_ACTIVITY:_ Lines holding the word "März" are the ones to copy from the data below.

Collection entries
___

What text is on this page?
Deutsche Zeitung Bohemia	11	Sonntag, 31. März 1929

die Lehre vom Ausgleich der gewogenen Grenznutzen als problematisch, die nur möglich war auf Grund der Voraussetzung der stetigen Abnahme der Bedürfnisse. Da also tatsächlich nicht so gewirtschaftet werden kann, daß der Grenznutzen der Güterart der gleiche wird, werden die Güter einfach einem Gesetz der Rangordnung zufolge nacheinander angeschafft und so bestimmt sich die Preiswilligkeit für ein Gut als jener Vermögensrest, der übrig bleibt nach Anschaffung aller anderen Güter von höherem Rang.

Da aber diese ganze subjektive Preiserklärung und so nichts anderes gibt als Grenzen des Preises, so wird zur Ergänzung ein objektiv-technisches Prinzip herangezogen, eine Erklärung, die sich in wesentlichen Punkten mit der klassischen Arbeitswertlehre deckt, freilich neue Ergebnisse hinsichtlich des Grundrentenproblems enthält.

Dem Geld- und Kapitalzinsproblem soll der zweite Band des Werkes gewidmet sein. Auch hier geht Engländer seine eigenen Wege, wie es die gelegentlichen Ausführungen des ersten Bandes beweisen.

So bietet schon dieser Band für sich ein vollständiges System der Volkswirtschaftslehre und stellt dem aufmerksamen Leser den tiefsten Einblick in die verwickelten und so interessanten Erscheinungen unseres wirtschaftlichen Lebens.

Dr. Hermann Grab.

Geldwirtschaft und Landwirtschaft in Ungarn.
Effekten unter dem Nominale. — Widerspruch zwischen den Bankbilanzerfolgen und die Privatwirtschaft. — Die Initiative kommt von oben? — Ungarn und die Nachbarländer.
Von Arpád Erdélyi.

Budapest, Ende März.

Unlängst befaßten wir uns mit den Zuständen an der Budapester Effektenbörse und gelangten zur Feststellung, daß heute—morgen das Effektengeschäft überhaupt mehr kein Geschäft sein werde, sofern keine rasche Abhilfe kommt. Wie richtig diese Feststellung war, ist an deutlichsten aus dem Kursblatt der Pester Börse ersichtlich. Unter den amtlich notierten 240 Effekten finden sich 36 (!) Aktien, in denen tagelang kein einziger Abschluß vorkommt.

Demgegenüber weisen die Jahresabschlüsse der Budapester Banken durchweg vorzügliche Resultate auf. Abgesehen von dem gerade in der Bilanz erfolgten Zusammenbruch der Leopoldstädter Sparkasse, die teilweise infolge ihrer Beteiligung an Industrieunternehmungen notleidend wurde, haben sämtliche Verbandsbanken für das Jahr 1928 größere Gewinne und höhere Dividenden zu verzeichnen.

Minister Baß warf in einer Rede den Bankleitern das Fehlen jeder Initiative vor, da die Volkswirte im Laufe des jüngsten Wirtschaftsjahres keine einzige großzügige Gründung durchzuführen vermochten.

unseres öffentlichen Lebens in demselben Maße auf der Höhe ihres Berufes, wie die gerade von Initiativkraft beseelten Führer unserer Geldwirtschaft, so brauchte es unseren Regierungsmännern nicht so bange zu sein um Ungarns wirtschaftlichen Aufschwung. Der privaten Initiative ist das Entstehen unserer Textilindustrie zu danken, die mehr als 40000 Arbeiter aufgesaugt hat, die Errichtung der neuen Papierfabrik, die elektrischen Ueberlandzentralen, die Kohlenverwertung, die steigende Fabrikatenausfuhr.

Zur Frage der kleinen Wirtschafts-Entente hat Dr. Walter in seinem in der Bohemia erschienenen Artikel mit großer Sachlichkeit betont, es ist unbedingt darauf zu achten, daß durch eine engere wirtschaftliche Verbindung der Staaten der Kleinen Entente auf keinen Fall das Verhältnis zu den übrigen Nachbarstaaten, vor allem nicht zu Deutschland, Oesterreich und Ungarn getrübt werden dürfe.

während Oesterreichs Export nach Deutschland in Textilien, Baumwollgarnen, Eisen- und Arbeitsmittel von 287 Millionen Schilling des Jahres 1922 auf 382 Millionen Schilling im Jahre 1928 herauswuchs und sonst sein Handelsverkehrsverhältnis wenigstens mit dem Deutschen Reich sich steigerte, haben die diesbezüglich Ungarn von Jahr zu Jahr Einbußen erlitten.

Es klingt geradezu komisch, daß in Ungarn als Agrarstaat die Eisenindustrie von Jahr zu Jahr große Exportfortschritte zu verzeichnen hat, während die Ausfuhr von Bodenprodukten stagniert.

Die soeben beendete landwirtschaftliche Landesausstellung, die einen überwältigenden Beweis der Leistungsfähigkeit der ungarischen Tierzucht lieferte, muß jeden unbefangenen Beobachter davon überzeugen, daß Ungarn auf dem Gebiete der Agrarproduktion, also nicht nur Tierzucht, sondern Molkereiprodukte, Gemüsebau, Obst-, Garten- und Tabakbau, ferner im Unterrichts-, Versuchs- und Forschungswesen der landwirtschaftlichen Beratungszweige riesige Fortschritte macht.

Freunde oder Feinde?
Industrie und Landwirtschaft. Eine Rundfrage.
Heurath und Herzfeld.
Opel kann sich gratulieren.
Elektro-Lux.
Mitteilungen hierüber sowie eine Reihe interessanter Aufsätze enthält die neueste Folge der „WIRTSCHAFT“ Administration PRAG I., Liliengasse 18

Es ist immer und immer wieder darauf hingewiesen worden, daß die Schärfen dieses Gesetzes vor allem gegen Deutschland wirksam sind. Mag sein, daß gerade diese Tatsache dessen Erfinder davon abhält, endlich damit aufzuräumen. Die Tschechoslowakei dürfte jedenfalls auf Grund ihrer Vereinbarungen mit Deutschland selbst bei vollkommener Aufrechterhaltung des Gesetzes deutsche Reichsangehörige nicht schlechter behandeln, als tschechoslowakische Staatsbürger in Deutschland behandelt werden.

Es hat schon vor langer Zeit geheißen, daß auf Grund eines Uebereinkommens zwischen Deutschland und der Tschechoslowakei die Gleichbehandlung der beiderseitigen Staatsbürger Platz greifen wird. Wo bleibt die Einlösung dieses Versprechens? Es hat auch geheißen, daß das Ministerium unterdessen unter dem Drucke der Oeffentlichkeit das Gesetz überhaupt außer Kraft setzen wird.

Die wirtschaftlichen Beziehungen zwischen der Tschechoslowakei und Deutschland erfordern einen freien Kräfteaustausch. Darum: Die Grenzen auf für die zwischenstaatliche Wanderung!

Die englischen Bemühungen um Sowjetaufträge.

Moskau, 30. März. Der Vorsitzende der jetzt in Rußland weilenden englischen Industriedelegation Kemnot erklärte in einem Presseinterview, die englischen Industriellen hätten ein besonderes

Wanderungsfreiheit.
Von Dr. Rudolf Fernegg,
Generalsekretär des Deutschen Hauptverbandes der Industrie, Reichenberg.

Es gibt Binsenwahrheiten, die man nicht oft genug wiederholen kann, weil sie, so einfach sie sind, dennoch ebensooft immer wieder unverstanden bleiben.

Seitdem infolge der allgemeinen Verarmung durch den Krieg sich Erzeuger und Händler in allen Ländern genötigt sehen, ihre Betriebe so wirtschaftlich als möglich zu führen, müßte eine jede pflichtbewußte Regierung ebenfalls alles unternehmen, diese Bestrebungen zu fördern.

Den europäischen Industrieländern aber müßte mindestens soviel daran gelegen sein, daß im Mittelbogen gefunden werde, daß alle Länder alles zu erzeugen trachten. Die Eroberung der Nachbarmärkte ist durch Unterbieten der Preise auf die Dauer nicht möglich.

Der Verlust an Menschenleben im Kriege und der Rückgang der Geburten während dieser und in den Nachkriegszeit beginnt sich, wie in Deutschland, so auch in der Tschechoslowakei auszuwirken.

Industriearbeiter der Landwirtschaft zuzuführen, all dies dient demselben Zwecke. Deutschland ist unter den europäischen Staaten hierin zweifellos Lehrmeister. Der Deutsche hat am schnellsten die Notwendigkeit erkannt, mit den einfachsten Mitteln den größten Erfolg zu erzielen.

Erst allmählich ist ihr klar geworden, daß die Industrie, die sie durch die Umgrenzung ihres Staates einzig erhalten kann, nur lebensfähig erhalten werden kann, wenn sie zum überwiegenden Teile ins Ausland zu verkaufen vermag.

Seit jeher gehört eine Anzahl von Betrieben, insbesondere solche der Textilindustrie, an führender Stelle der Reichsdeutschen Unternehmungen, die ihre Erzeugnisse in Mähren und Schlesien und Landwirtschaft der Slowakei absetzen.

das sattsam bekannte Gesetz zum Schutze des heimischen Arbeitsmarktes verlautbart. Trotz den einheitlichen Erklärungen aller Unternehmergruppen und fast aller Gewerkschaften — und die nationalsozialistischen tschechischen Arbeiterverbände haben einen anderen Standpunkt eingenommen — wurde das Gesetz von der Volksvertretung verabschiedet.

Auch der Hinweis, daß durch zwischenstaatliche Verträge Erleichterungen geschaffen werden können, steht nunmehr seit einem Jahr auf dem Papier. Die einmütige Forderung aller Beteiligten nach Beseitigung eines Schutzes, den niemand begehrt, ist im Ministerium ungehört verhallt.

___

_ANSWER BELOW:_
Deutsche Zeitung Bohemia	11	Sonntag, 31. März 1929
Budapest, Ende März.
Moskau, 30. März. Der Vorsitzende der jetzt in Rußland weilenden englischen Industriedelegation Kemnot erklärte in einem Presseinterview, die englischen Industriellen hätten ein besonderes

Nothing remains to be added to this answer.